- _What needs to be done_
Hunt for the word "will" across the entries below, copying each line that holds it.

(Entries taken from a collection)

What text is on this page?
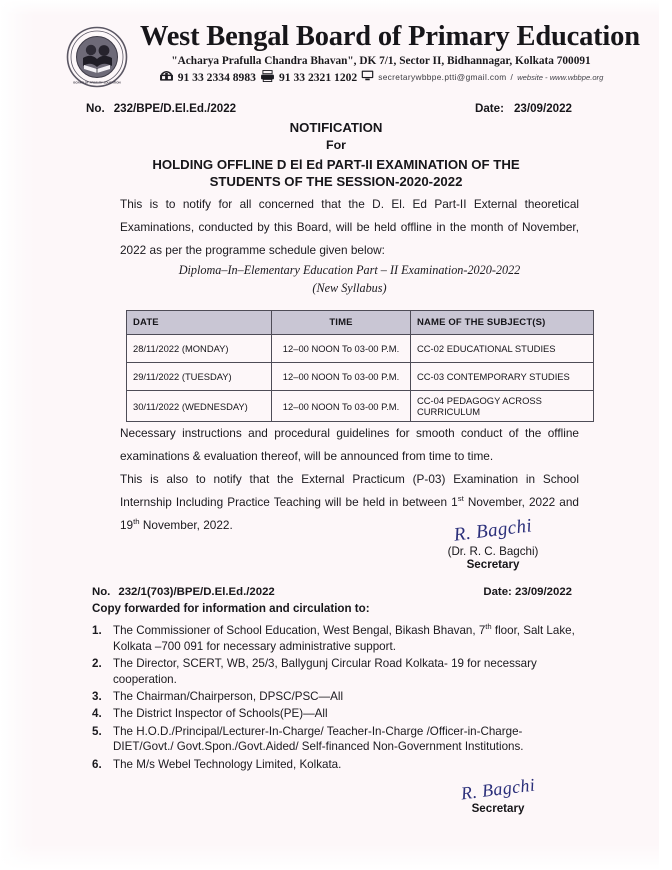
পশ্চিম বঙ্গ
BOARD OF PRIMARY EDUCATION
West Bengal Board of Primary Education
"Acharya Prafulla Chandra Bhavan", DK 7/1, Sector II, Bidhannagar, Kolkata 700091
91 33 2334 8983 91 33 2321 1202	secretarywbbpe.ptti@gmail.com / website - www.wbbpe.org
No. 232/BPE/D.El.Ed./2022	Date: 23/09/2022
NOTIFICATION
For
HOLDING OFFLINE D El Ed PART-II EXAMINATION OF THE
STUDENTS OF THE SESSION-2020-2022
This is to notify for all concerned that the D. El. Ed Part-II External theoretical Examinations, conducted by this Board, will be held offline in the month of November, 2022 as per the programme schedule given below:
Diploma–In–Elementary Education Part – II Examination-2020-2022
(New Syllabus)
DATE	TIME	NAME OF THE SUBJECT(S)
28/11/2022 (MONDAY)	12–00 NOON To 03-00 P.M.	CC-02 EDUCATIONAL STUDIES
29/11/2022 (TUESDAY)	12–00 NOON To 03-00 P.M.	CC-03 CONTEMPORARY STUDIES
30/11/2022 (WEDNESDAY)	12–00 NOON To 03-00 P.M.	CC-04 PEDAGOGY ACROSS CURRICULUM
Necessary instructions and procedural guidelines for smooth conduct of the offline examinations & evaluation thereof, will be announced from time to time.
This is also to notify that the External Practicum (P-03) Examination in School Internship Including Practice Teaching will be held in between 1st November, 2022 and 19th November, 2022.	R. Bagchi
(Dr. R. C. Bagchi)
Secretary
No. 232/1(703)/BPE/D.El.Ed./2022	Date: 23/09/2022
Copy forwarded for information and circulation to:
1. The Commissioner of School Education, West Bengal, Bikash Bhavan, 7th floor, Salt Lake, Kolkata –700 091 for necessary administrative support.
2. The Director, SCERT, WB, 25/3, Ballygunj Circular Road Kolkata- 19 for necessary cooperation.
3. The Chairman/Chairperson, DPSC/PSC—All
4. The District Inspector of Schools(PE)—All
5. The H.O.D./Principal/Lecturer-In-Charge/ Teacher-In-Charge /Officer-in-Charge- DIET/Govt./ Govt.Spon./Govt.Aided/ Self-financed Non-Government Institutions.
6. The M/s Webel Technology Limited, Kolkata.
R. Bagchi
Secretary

---

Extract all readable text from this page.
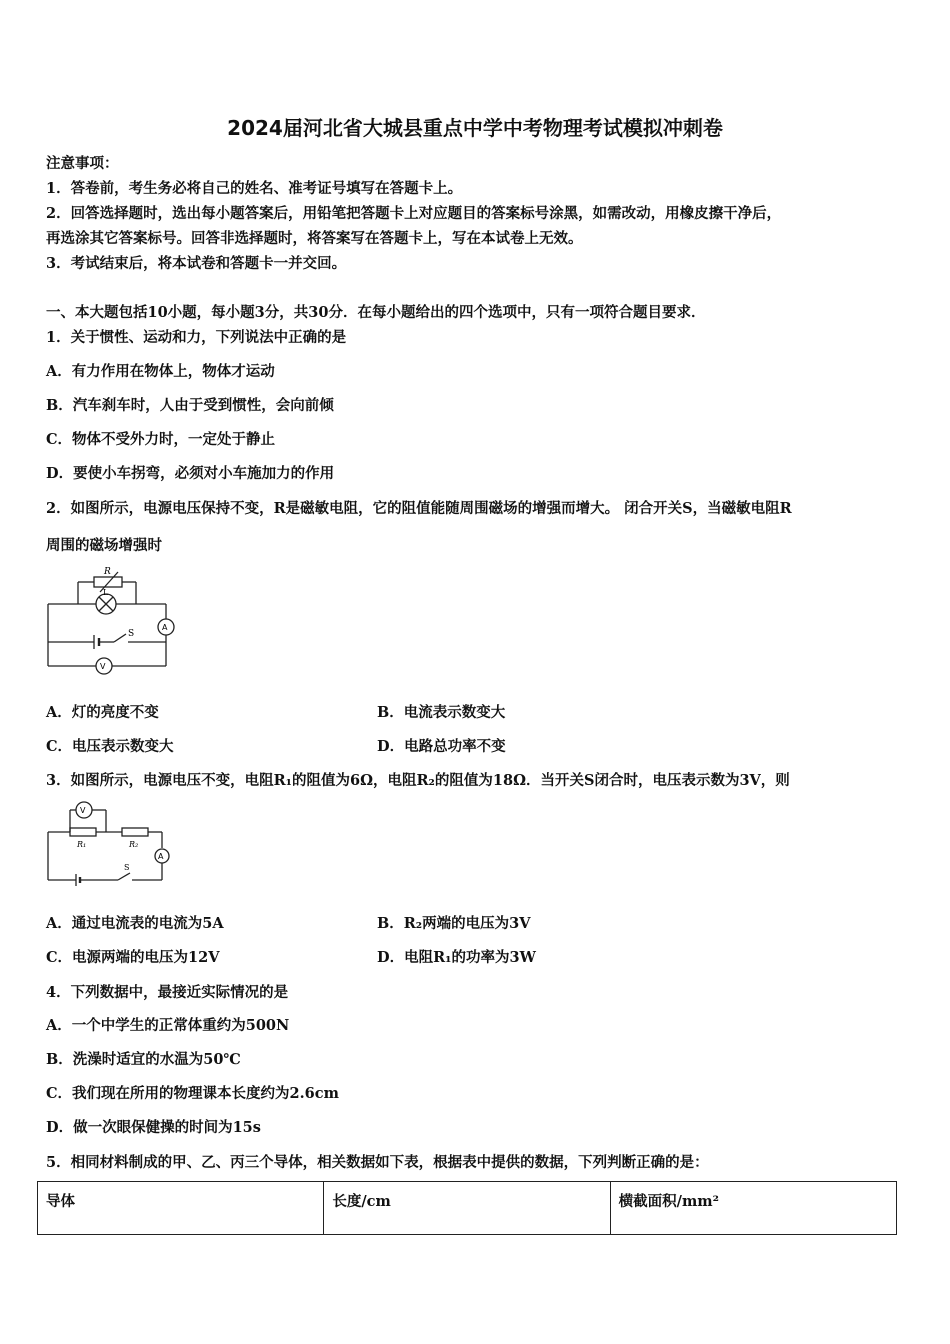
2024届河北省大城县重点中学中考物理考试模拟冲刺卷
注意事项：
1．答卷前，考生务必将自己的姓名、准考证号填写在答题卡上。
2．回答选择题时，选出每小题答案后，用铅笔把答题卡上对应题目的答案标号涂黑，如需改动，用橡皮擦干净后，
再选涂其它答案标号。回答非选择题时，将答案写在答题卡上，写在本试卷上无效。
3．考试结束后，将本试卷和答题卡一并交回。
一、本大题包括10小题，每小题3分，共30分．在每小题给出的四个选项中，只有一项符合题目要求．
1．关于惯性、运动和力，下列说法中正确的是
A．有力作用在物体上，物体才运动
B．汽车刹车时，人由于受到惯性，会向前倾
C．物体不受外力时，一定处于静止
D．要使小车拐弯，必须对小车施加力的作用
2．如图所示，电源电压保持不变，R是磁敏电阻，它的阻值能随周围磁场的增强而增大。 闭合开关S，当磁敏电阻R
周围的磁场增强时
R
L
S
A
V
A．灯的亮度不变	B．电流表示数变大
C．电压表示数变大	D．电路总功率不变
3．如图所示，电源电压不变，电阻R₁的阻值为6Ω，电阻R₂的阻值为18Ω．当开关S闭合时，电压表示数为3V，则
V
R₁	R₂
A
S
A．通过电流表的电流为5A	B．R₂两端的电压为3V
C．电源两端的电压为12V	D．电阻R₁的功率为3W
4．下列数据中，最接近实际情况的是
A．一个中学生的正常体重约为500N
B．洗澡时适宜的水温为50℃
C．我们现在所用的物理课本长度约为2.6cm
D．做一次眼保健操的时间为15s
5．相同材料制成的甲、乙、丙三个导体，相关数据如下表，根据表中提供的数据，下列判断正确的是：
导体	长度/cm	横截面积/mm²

- _Solution to the exercise_
This is to notify for all concerned that the D. El. Ed Part-II External theoretical Examinations, conducted by this Board, will be held offline in the month of November, 2022 as per the programme schedule given below:
Necessary instructions and procedural guidelines for smooth conduct of the offline examinations & evaluation thereof, will be announced from time to time.
This is also to notify that the External Practicum (P-03) Examination in School Internship Including Practice Teaching will be held in between 1st November, 2022 and 19th November, 2022.	R. Bagchi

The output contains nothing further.